** Given request **
Scan the records and identify every line in which the string "name" occurs, then return those lines.

** Given data **
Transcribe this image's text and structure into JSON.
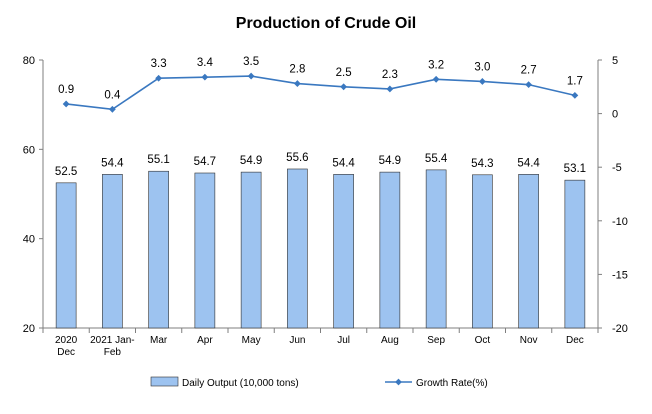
{
  "chart_data": {
    "type": "bar+line",
    "title": "Production of Crude Oil",
    "categories": [
      [
        "2020",
        "Dec"
      ],
      [
        "2021 Jan-",
        "Feb"
      ],
      [
        "Mar"
      ],
      [
        "Apr"
      ],
      [
        "May"
      ],
      [
        "Jun"
      ],
      [
        "Jul"
      ],
      [
        "Aug"
      ],
      [
        "Sep"
      ],
      [
        "Oct"
      ],
      [
        "Nov"
      ],
      [
        "Dec"
      ]
    ],
    "series": [
      {
        "name": "Daily Output (10,000 tons)",
        "type": "bar",
        "axis": "left",
        "color": "#9DC3F0",
        "values": [
          52.5,
          54.4,
          55.1,
          54.7,
          54.9,
          55.6,
          54.4,
          54.9,
          55.4,
          54.3,
          54.4,
          53.1
        ],
        "labels": [
          "52.5",
          "54.4",
          "55.1",
          "54.7",
          "54.9",
          "55.6",
          "54.4",
          "54.9",
          "55.4",
          "54.3",
          "54.4",
          "53.1"
        ]
      },
      {
        "name": "Growth Rate(%)",
        "type": "line",
        "axis": "right",
        "color": "#3A78C0",
        "values": [
          0.9,
          0.4,
          3.3,
          3.4,
          3.5,
          2.8,
          2.5,
          2.3,
          3.2,
          3.0,
          2.7,
          1.7
        ],
        "labels": [
          "0.9",
          "0.4",
          "3.3",
          "3.4",
          "3.5",
          "2.8",
          "2.5",
          "2.3",
          "3.2",
          "3.0",
          "2.7",
          "1.7"
        ]
      }
    ],
    "y_left": {
      "range": [
        20,
        80
      ],
      "ticks": [
        20,
        40,
        60,
        80
      ]
    },
    "y_right": {
      "range": [
        -20,
        5
      ],
      "ticks": [
        -20,
        -15,
        -10,
        -5,
        0,
        5
      ]
    },
    "grid": false,
    "legend_position": "bottom"
  }
}
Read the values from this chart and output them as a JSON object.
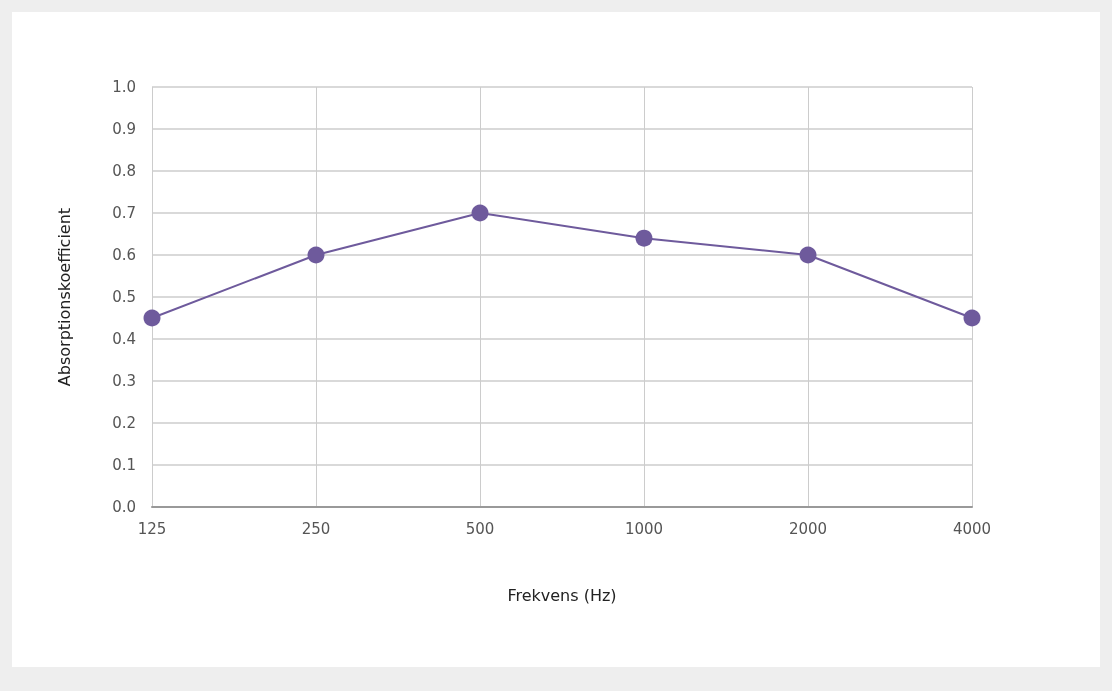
{
  "chart_data": {
    "type": "line",
    "xlabel": "Frekvens (Hz)",
    "ylabel": "Absorptionskoefficient",
    "categories": [
      "125",
      "250",
      "500",
      "1000",
      "2000",
      "4000"
    ],
    "series": [
      {
        "color": "#6e5a9c",
        "values": [
          0.45,
          0.6,
          0.7,
          0.64,
          0.6,
          0.45
        ]
      }
    ],
    "ylim": [
      0,
      1
    ],
    "yticks": [
      {
        "value": 0,
        "label": "0.0"
      },
      0.1,
      0.2,
      0.3,
      0.4,
      0.5,
      0.6,
      0.7,
      0.8,
      0.9,
      {
        "value": 1,
        "label": "1.0"
      }
    ],
    "grid": true,
    "marker": "circle",
    "line_style": "solid"
  }
}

** Exercise output **
        "name": "Daily Output (10,000 tons)",
        "name": "Growth Rate(%)",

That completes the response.